** start **

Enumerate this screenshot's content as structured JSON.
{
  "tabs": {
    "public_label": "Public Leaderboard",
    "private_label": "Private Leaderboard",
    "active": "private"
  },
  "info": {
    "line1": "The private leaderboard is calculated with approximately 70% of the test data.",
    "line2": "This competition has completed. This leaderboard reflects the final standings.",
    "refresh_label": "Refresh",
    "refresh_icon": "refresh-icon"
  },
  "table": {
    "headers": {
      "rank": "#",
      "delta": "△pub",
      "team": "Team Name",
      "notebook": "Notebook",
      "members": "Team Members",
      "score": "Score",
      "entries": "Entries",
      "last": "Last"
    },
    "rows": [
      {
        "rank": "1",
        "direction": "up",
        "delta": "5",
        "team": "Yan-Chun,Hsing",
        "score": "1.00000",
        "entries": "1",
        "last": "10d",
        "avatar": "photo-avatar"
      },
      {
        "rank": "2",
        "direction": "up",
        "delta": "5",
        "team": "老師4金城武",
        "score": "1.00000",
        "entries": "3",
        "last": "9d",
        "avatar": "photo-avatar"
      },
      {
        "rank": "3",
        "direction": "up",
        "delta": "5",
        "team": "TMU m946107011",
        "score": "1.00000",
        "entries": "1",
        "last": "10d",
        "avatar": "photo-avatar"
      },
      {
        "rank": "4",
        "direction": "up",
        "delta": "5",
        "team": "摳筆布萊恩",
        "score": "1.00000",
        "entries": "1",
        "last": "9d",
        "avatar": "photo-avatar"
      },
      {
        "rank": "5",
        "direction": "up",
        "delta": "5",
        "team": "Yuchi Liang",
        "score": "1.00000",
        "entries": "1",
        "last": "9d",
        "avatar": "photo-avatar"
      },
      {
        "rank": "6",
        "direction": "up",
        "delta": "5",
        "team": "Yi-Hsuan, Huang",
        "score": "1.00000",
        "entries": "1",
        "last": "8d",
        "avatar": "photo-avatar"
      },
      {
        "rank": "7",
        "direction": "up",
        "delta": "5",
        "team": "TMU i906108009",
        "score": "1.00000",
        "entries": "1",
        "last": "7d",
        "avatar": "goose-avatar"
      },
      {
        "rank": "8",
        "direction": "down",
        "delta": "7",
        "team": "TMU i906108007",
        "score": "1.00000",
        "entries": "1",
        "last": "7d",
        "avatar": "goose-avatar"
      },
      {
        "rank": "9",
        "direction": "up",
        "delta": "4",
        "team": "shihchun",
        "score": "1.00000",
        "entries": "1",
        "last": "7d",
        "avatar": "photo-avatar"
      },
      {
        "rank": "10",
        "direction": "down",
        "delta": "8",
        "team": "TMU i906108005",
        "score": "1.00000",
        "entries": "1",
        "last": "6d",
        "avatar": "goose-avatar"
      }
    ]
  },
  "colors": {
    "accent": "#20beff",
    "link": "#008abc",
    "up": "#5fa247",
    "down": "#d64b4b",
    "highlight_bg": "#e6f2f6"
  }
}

** end **

## EXERCISE AIM
Take the entries above and transcribe them in full.

## FULL OUTPUT
Enumerate this screenshot's content as structured JSON.
{
  "tabs": {
    "public_label": "Public Leaderboard",
    "private_label": "Private Leaderboard",
    "active": "private"
  },
  "info": {
    "line1": "The private leaderboard is calculated with approximately 70% of the test data.",
    "line2": "This competition has completed. This leaderboard reflects the final standings.",
    "refresh_label": "Refresh",
    "refresh_icon": "refresh-icon"
  },
  "table": {
    "headers": {
      "rank": "#",
      "delta": "△pub",
      "team": "Team Name",
      "notebook": "Notebook",
      "members": "Team Members",
      "score": "Score",
      "entries": "Entries",
      "last": "Last"
    },
    "rows": [
      {
        "rank": "1",
        "direction": "up",
        "delta": "5",
        "team": "Yan-Chun,Hsing",
        "score": "1.00000",
        "entries": "1",
        "last": "10d",
        "avatar": "photo-avatar"
      },
      {
        "rank": "2",
        "direction": "up",
        "delta": "5",
        "team": "老師4金城武",
        "score": "1.00000",
        "entries": "3",
        "last": "9d",
        "avatar": "photo-avatar"
      },
      {
        "rank": "3",
        "direction": "up",
        "delta": "5",
        "team": "TMU m946107011",
        "score": "1.00000",
        "entries": "1",
        "last": "10d",
        "avatar": "photo-avatar"
      },
      {
        "rank": "4",
        "direction": "up",
        "delta": "5",
        "team": "摳筆布萊恩",
        "score": "1.00000",
        "entries": "1",
        "last": "9d",
        "avatar": "photo-avatar"
      },
      {
        "rank": "5",
        "direction": "up",
        "delta": "5",
        "team": "Yuchi Liang",
        "score": "1.00000",
        "entries": "1",
        "last": "9d",
        "avatar": "photo-avatar"
      },
      {
        "rank": "6",
        "direction": "up",
        "delta": "5",
        "team": "Yi-Hsuan, Huang",
        "score": "1.00000",
        "entries": "1",
        "last": "8d",
        "avatar": "photo-avatar"
      },
      {
        "rank": "7",
        "direction": "up",
        "delta": "5",
        "team": "TMU i906108009",
        "score": "1.00000",
        "entries": "1",
        "last": "7d",
        "avatar": "goose-avatar"
      },
      {
        "rank": "8",
        "direction": "down",
        "delta": "7",
        "team": "TMU i906108007",
        "score": "1.00000",
        "entries": "1",
        "last": "7d",
        "avatar": "goose-avatar"
      },
      {
        "rank": "9",
        "direction": "up",
        "delta": "4",
        "team": "shihchun",
        "score": "1.00000",
        "entries": "1",
        "last": "7d",
        "avatar": "photo-avatar"
      },
      {
        "rank": "10",
        "direction": "down",
        "delta": "8",
        "team": "TMU i906108005",
        "score": "1.00000",
        "entries": "1",
        "last": "6d",
        "avatar": "goose-avatar"
      }
    ]
  },
  "colors": {
    "accent": "#20beff",
    "link": "#008abc",
    "up": "#5fa247",
    "down": "#d64b4b",
    "highlight_bg": "#e6f2f6"
  }
}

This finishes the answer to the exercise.